Records supplied
<<<<
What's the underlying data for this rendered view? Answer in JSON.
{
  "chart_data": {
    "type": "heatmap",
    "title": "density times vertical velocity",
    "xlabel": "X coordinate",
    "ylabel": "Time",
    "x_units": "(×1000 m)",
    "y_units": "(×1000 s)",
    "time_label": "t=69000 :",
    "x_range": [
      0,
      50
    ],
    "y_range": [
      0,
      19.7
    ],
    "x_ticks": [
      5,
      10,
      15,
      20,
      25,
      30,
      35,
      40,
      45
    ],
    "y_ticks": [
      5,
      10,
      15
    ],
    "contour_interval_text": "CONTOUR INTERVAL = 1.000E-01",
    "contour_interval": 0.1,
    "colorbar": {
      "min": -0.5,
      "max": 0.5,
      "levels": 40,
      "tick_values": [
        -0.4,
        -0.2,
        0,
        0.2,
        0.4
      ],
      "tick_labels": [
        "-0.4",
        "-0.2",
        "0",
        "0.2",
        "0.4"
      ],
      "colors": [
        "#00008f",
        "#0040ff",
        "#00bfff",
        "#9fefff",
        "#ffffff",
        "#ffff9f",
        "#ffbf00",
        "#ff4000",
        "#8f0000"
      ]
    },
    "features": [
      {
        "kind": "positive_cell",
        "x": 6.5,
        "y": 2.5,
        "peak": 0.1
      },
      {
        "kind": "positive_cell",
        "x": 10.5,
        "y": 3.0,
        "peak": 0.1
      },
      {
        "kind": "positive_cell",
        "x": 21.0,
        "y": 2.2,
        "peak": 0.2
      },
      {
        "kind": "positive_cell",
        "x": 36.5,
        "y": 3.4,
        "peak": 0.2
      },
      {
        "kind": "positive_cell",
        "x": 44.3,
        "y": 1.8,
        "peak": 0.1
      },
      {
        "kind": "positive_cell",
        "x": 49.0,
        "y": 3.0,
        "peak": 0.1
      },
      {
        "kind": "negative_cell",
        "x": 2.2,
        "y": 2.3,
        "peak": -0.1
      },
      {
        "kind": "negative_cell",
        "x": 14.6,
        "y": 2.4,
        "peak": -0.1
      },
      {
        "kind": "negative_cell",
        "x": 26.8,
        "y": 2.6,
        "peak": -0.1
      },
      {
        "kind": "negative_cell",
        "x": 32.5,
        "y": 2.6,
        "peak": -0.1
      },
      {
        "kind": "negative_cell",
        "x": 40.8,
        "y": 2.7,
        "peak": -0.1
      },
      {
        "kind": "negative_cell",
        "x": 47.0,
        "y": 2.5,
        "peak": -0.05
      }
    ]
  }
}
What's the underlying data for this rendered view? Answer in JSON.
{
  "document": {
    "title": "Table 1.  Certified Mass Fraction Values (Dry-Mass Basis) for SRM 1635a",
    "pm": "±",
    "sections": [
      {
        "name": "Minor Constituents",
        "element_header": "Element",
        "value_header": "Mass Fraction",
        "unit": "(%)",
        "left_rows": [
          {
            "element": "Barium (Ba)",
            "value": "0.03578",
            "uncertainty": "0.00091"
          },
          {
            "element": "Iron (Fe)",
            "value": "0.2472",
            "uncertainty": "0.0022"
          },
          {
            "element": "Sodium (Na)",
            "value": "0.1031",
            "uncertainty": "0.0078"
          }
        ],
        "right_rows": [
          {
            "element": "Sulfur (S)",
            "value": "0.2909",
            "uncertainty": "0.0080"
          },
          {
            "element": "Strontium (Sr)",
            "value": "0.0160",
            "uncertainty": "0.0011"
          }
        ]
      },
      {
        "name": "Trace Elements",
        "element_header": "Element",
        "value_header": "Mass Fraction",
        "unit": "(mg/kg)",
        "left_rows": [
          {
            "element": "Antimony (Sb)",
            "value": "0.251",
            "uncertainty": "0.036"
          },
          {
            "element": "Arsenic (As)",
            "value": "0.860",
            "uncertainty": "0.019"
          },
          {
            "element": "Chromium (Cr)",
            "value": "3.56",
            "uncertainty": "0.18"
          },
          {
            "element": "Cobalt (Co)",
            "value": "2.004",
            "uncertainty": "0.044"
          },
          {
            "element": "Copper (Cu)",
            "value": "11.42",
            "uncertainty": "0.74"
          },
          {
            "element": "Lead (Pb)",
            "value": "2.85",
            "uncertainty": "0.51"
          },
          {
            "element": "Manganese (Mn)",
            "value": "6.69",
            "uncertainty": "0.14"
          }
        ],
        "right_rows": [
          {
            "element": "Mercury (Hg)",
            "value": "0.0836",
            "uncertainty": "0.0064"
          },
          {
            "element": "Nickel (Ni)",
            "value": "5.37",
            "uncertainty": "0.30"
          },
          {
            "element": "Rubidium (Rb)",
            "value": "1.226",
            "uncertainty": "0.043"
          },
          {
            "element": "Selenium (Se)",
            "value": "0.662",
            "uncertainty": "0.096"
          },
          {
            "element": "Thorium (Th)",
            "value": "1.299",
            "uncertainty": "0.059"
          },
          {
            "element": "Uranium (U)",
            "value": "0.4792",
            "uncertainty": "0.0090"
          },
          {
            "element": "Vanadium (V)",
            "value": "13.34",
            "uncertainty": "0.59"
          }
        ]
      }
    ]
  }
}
>>>>
Gather up the lines containing the word "name" from these records and copy them.

Full solution
        "name": "Minor Constituents",
        "name": "Trace Elements",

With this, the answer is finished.